### Task goal
Show every line in the records below that contains the word "utilisé".
######
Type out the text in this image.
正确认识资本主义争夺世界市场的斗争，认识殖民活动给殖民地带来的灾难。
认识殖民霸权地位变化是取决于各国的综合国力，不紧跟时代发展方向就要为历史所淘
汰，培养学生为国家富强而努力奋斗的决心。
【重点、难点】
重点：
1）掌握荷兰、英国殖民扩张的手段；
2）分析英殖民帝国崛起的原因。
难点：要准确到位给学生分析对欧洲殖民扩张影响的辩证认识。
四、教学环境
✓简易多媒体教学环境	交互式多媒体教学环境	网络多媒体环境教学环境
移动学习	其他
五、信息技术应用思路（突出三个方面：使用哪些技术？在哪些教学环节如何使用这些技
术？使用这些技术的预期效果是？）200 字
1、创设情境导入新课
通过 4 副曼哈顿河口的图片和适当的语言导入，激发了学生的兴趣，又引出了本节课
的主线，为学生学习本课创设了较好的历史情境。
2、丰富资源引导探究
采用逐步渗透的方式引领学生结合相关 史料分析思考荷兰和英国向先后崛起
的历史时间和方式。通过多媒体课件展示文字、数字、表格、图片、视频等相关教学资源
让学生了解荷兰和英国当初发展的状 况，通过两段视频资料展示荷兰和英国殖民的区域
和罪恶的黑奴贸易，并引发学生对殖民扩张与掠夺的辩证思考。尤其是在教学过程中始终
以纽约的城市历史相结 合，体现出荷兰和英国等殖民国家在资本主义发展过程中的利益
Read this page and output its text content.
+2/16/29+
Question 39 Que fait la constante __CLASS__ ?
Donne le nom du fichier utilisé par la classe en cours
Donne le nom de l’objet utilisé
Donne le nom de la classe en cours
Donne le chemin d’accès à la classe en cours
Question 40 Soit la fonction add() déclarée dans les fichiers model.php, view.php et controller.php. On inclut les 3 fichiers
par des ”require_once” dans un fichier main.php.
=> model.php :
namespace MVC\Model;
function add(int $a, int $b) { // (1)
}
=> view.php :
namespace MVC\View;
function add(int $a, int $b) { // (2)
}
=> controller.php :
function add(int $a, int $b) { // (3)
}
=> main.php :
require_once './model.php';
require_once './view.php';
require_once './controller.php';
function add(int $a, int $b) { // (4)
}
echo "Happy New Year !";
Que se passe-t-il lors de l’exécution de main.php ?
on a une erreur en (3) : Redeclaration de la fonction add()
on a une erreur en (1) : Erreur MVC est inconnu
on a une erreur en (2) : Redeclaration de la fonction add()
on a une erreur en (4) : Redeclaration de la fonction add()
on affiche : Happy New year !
######
### Right answer
Donne le nom du fichier utilisé par la classe en cours
Donne le nom de l’objet utilisé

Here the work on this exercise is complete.